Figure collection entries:
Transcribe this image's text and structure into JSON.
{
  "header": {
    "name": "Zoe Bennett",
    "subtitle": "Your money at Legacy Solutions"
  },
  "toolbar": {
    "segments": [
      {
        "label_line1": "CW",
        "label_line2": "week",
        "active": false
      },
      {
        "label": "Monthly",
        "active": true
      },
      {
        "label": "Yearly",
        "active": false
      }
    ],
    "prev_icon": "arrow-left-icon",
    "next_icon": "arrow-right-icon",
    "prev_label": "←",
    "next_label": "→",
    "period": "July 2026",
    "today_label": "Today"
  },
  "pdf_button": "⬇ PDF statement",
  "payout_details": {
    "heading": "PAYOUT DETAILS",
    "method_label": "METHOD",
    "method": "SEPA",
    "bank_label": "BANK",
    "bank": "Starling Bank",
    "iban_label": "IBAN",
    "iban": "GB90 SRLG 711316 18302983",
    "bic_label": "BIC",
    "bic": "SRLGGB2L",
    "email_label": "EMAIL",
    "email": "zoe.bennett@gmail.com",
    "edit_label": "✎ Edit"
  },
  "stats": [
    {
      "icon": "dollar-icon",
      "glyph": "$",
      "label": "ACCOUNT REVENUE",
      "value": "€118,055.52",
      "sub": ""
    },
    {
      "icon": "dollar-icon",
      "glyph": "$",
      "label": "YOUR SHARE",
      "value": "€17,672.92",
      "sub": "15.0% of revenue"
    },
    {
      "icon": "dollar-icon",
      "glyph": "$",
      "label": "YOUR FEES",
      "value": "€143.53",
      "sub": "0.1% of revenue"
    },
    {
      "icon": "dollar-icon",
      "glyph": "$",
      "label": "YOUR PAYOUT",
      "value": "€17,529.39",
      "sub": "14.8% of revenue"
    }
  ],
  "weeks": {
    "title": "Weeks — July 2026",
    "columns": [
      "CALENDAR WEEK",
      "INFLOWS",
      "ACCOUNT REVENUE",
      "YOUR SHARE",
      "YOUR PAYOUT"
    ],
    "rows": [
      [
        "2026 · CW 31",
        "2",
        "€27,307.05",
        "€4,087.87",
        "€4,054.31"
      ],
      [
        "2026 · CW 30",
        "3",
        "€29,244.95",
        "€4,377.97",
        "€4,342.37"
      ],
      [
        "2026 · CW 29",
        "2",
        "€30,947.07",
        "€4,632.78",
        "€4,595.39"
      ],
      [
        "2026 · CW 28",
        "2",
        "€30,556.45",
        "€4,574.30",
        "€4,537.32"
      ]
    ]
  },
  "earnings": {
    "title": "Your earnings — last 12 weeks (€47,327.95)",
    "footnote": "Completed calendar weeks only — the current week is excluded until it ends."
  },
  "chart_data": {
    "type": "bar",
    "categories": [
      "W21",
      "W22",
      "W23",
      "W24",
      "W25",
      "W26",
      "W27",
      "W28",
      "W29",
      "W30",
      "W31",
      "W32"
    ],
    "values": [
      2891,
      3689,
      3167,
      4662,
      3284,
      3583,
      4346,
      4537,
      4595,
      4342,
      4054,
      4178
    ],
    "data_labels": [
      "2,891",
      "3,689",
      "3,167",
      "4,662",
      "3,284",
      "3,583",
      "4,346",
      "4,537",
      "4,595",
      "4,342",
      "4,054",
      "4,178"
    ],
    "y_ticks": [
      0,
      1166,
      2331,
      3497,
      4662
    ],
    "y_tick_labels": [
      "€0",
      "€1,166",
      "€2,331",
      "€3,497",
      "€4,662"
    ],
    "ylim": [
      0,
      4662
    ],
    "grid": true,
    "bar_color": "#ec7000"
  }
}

Your objective: Which lines contain "arrow"? Copy each of them.

Exercise solution:
    "prev_icon": "arrow-left-icon",
    "next_icon": "arrow-right-icon",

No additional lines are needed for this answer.